**Excerpt provided**
Ask the Docs Assistant Anything

The Docs AI Assistant at docs.coreflux.org answers questions about Coreflux
in natural language. It knows the difference between Actions and Models,
can compare Route types, and will walk you through configuration step by step, citing the documentation pages it draws from.

FAQ

Frequently asked questions.
What is Coreflux?
Coreflux is an Industrial IoT platform built around a high-performance MQTT broker with built-in edge computing capabilities. Unlike traditional brokers that only route messages, Coreflux processes data where it is generated using LoT (Language of Things), a human-readable automation language. The platform connects to industrial protocols like Modbus, OPC UA, Siemens S7, and Allen-Bradley, while routing data to databases, REST APIs, cloud services, and other MQTT brokers. Coreflux runs on Windows, Linux, Docker, Raspberry Pi, and cloud environments, making it suitable for edge deployments, factory floors, and enterprise-scale IoT architectures.
What is an MQTT broker and why do I need one?
An MQTT broker is the central hub that enables devices and applications to communicate using the publish-subscribe messaging pattern. When a sensor publishes data to a topic, the broker delivers that message to every application subscribed to it. This decouples your devices from your applications, meaning you can add new sensors, dashboards, or analytics tools without rewiring your entire system. For industrial IoT, an MQTT broker is the foundation of a Unified Namespace (UNS), allowing real-time data flow between PLCs, sensors, databases, and cloud platforms.
What is the Language of Things (LoT)?
LoT is a human-readable language for IoT automation created by Coreflux. It uses near-English syntax to define logic, data structures, and integrations directly within the MQTT broker. Think of LoT as SQL for real-time MQTT data. Just as SQL transforms database records, LoT transforms live MQTT streams without deploying external services. With LoT, you can define Actions (event-driven logic triggered by time or topics), Models (structured JSON schemas), Routes (connections to databases, APIs, and industrial equipment), and Rules (access control for topics and operations).
What industrial protocols does Coreflux support?

**Stored data**
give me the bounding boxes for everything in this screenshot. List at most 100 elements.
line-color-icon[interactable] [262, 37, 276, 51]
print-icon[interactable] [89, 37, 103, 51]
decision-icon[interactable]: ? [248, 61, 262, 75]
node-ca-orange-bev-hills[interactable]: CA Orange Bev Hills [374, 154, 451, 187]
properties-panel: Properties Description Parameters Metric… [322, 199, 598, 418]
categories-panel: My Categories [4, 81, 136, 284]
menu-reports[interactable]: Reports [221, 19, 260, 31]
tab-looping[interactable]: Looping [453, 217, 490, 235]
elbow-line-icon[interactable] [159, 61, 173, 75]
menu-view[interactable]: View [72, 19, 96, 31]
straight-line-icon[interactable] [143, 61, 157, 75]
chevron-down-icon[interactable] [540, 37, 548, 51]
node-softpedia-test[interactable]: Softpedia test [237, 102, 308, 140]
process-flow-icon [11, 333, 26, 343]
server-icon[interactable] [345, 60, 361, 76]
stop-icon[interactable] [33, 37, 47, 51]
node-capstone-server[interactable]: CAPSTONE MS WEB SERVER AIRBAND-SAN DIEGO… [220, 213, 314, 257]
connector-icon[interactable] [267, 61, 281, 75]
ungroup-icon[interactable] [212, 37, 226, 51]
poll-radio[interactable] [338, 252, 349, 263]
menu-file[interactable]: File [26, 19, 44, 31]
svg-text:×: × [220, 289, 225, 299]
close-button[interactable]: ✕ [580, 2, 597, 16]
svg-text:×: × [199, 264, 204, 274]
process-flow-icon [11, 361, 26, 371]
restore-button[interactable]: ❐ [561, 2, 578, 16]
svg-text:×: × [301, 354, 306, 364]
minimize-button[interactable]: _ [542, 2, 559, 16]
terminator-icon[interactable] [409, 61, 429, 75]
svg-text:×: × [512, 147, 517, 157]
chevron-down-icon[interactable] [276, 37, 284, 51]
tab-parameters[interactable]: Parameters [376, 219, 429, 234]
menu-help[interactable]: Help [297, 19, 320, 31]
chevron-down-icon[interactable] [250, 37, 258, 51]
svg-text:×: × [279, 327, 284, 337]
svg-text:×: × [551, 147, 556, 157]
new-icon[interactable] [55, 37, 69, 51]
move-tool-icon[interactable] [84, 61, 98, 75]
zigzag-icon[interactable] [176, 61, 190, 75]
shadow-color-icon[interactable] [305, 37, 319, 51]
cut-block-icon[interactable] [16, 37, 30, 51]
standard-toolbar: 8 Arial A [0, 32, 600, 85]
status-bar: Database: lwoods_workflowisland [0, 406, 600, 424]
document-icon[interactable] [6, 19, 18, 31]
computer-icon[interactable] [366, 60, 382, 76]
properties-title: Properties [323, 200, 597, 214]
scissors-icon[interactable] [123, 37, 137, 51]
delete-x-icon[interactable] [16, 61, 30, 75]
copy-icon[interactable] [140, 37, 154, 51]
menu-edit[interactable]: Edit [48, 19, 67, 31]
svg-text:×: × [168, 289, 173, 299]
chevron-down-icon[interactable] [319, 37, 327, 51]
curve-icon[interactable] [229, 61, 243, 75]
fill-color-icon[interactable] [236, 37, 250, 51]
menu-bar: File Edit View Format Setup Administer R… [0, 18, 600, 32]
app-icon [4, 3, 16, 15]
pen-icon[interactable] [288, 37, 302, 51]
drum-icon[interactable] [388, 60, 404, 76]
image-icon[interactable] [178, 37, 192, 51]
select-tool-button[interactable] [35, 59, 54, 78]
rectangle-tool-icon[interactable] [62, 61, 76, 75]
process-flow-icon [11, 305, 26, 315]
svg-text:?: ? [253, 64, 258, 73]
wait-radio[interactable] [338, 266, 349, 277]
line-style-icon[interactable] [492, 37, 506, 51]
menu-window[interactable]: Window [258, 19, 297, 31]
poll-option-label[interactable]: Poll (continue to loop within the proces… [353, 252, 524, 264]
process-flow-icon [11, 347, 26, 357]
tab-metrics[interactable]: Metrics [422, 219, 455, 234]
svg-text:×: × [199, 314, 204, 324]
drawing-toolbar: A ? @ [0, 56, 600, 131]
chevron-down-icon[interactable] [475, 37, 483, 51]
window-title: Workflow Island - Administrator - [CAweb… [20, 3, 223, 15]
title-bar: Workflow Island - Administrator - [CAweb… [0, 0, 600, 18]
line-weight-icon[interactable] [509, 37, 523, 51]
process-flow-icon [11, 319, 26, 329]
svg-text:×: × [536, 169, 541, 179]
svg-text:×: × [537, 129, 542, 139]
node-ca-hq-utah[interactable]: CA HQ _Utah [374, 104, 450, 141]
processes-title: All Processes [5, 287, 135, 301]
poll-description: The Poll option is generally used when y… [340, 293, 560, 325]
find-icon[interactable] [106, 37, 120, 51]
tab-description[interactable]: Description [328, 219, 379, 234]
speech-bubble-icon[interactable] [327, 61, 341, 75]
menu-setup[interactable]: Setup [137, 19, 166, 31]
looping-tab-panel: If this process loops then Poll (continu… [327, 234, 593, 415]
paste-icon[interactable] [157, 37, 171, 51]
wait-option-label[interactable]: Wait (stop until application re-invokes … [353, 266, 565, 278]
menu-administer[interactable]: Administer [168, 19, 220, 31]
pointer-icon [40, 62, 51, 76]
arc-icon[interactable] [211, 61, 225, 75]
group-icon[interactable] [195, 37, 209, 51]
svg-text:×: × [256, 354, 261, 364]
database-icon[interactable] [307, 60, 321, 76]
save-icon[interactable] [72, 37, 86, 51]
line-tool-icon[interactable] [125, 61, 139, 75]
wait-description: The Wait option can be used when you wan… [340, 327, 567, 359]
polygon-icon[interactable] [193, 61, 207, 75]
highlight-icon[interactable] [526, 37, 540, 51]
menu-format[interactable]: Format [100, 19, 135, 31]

**Your objective**
Using the Coreflux FAQ text, list every environment Coreflux runs on.

**Reply to the exercise**
- Windows
- Linux
- Docker
- Raspberry Pi
- cloud environments